_GOAL_
The entries below should be given again exactly, minus their pictures.

_EXERCISE INPUTS_
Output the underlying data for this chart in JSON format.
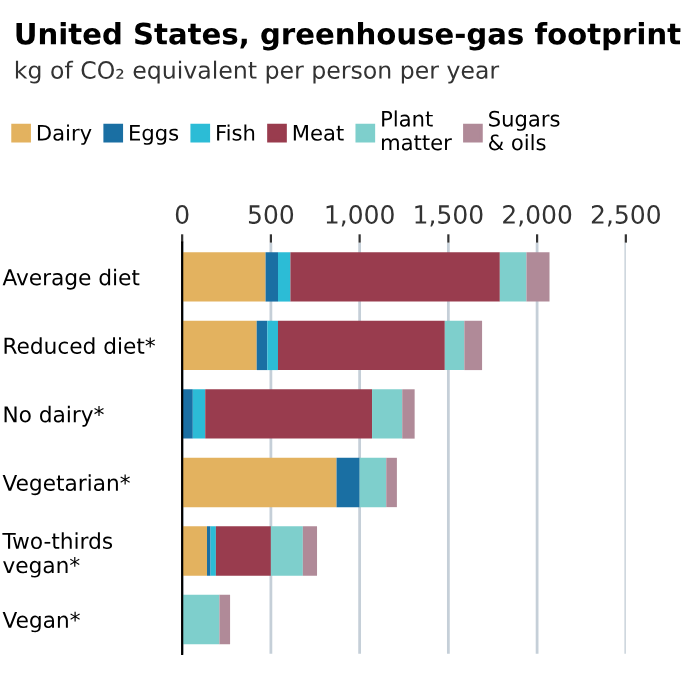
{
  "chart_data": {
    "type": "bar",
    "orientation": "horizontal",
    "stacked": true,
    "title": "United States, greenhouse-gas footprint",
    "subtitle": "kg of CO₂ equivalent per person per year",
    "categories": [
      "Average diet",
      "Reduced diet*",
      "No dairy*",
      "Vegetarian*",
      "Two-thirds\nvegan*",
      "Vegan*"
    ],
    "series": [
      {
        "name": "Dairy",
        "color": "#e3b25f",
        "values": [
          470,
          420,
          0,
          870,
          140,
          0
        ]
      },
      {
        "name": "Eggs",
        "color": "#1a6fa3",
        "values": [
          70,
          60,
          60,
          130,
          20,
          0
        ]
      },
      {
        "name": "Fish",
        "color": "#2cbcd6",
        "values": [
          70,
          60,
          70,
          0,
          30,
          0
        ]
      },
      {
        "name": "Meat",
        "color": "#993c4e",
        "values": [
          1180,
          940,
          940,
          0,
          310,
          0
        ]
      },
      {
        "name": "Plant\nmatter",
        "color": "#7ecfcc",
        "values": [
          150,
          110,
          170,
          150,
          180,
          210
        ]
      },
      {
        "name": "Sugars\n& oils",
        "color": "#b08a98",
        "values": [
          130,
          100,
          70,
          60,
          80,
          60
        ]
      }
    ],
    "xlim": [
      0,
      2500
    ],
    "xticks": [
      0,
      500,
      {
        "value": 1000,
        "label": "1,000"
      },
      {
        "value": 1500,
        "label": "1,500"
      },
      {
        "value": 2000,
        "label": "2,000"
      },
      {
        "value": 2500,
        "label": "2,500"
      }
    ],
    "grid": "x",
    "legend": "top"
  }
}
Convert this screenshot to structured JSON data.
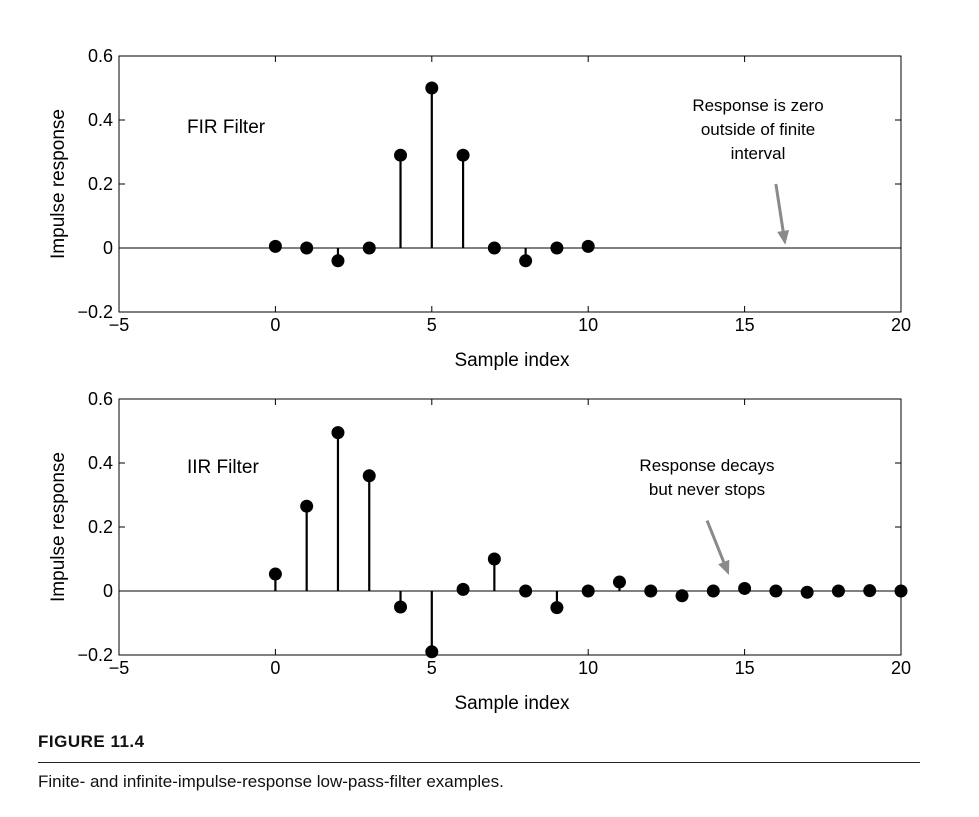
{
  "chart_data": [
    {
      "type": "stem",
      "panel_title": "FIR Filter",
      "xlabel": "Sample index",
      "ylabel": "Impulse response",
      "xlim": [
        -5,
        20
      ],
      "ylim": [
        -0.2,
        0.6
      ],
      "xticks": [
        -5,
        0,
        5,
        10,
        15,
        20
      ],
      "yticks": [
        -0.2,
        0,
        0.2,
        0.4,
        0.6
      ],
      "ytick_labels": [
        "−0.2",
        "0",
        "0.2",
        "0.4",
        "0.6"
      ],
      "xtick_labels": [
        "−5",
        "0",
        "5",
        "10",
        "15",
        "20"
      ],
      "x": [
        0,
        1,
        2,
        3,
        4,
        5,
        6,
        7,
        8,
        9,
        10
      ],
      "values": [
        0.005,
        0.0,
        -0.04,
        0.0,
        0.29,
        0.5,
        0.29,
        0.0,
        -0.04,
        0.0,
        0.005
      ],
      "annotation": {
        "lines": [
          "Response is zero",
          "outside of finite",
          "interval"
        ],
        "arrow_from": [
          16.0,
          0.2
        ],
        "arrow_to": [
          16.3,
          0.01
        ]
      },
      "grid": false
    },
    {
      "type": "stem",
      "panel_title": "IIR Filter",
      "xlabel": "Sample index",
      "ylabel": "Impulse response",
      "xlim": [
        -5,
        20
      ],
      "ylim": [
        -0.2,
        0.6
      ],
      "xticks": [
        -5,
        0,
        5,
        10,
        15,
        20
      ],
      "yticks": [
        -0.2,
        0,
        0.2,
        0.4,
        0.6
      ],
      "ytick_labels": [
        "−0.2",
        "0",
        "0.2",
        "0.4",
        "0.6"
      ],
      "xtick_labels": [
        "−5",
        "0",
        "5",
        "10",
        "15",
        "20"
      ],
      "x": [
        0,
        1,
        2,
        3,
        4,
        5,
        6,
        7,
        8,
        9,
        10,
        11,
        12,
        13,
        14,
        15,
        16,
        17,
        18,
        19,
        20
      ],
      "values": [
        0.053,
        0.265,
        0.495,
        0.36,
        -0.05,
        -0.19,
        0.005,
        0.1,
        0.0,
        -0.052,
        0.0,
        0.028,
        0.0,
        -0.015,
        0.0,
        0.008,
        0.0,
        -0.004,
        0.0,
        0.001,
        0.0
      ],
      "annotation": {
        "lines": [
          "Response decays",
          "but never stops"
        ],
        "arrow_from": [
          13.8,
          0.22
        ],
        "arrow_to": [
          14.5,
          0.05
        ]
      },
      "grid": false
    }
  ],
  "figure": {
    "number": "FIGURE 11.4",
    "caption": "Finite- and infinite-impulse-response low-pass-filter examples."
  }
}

_FINAL ANSWER_
Output the underlying data for this chart in JSON format.
{
  "chart_data": {
    "type": "bar",
    "orientation": "horizontal",
    "stacked": true,
    "title": "United States, greenhouse-gas footprint",
    "subtitle": "kg of CO₂ equivalent per person per year",
    "categories": [
      "Average diet",
      "Reduced diet*",
      "No dairy*",
      "Vegetarian*",
      "Two-thirds\nvegan*",
      "Vegan*"
    ],
    "series": [
      {
        "name": "Dairy",
        "color": "#e3b25f",
        "values": [
          470,
          420,
          0,
          870,
          140,
          0
        ]
      },
      {
        "name": "Eggs",
        "color": "#1a6fa3",
        "values": [
          70,
          60,
          60,
          130,
          20,
          0
        ]
      },
      {
        "name": "Fish",
        "color": "#2cbcd6",
        "values": [
          70,
          60,
          70,
          0,
          30,
          0
        ]
      },
      {
        "name": "Meat",
        "color": "#993c4e",
        "values": [
          1180,
          940,
          940,
          0,
          310,
          0
        ]
      },
      {
        "name": "Plant\nmatter",
        "color": "#7ecfcc",
        "values": [
          150,
          110,
          170,
          150,
          180,
          210
        ]
      },
      {
        "name": "Sugars\n& oils",
        "color": "#b08a98",
        "values": [
          130,
          100,
          70,
          60,
          80,
          60
        ]
      }
    ],
    "xlim": [
      0,
      2500
    ],
    "xticks": [
      0,
      500,
      {
        "value": 1000,
        "label": "1,000"
      },
      {
        "value": 1500,
        "label": "1,500"
      },
      {
        "value": 2000,
        "label": "2,000"
      },
      {
        "value": 2500,
        "label": "2,500"
      }
    ],
    "grid": "x",
    "legend": "top"
  }
}
Convert this screenshot to structured JSON data.
{
  "chart_data": [
    {
      "type": "stem",
      "panel_title": "FIR Filter",
      "xlabel": "Sample index",
      "ylabel": "Impulse response",
      "xlim": [
        -5,
        20
      ],
      "ylim": [
        -0.2,
        0.6
      ],
      "xticks": [
        -5,
        0,
        5,
        10,
        15,
        20
      ],
      "yticks": [
        -0.2,
        0,
        0.2,
        0.4,
        0.6
      ],
      "ytick_labels": [
        "−0.2",
        "0",
        "0.2",
        "0.4",
        "0.6"
      ],
      "xtick_labels": [
        "−5",
        "0",
        "5",
        "10",
        "15",
        "20"
      ],
      "x": [
        0,
        1,
        2,
        3,
        4,
        5,
        6,
        7,
        8,
        9,
        10
      ],
      "values": [
        0.005,
        0.0,
        -0.04,
        0.0,
        0.29,
        0.5,
        0.29,
        0.0,
        -0.04,
        0.0,
        0.005
      ],
      "annotation": {
        "lines": [
          "Response is zero",
          "outside of finite",
          "interval"
        ],
        "arrow_from": [
          16.0,
          0.2
        ],
        "arrow_to": [
          16.3,
          0.01
        ]
      },
      "grid": false
    },
    {
      "type": "stem",
      "panel_title": "IIR Filter",
      "xlabel": "Sample index",
      "ylabel": "Impulse response",
      "xlim": [
        -5,
        20
      ],
      "ylim": [
        -0.2,
        0.6
      ],
      "xticks": [
        -5,
        0,
        5,
        10,
        15,
        20
      ],
      "yticks": [
        -0.2,
        0,
        0.2,
        0.4,
        0.6
      ],
      "ytick_labels": [
        "−0.2",
        "0",
        "0.2",
        "0.4",
        "0.6"
      ],
      "xtick_labels": [
        "−5",
        "0",
        "5",
        "10",
        "15",
        "20"
      ],
      "x": [
        0,
        1,
        2,
        3,
        4,
        5,
        6,
        7,
        8,
        9,
        10,
        11,
        12,
        13,
        14,
        15,
        16,
        17,
        18,
        19,
        20
      ],
      "values": [
        0.053,
        0.265,
        0.495,
        0.36,
        -0.05,
        -0.19,
        0.005,
        0.1,
        0.0,
        -0.052,
        0.0,
        0.028,
        0.0,
        -0.015,
        0.0,
        0.008,
        0.0,
        -0.004,
        0.0,
        0.001,
        0.0
      ],
      "annotation": {
        "lines": [
          "Response decays",
          "but never stops"
        ],
        "arrow_from": [
          13.8,
          0.22
        ],
        "arrow_to": [
          14.5,
          0.05
        ]
      },
      "grid": false
    }
  ],
  "figure": {
    "number": "FIGURE 11.4",
    "caption": "Finite- and infinite-impulse-response low-pass-filter examples."
  }
}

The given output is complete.